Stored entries

+ + + +

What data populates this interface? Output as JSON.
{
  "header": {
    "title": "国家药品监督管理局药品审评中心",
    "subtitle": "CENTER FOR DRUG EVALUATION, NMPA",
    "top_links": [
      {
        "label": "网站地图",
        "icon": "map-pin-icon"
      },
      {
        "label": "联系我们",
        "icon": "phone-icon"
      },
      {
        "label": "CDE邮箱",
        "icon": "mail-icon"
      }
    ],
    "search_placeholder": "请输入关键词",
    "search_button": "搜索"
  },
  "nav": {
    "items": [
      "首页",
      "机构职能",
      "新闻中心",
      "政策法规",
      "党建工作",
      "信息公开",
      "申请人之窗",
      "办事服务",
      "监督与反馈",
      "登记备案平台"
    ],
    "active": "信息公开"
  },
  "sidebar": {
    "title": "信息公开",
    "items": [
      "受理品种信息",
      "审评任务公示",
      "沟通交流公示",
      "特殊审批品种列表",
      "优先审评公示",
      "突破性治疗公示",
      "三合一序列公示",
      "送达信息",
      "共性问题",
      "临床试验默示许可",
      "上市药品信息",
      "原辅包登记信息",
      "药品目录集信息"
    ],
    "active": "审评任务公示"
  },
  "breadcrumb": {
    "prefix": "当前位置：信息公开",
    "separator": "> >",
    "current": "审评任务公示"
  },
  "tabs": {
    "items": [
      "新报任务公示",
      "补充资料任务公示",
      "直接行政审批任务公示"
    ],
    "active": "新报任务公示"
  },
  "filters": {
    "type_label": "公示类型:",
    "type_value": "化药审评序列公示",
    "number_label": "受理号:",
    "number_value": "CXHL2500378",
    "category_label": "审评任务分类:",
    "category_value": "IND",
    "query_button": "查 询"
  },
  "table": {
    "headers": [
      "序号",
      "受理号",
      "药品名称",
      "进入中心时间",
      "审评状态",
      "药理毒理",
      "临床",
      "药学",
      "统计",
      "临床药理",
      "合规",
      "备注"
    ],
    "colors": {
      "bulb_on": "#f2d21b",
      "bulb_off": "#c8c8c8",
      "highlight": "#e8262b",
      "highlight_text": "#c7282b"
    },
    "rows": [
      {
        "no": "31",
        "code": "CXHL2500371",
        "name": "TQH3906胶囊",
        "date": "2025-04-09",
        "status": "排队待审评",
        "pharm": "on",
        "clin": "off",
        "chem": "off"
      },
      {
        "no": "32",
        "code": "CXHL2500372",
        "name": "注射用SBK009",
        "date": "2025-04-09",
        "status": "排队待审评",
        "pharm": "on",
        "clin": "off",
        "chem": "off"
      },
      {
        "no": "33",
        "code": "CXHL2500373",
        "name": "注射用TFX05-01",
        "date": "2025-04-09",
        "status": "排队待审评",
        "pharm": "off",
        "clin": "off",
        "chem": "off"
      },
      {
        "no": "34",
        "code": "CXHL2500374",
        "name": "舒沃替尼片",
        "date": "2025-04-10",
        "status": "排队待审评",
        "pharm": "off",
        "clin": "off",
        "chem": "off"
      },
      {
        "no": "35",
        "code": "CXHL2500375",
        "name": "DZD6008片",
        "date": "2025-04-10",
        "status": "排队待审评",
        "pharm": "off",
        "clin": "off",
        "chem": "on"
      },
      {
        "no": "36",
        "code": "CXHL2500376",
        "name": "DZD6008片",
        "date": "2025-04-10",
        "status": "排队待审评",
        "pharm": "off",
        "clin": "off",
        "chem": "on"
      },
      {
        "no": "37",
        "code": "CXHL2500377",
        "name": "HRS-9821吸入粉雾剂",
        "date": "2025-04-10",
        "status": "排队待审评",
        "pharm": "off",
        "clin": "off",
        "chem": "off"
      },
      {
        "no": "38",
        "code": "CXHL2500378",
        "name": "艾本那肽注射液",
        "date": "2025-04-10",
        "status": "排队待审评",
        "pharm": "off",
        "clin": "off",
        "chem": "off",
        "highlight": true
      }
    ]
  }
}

+ + + +

Which lines of the data include "icon"? Copy each of them.

◆ **Completed task**
        "icon": "map-pin-icon"
        "icon": "phone-icon"
        "icon": "mail-icon"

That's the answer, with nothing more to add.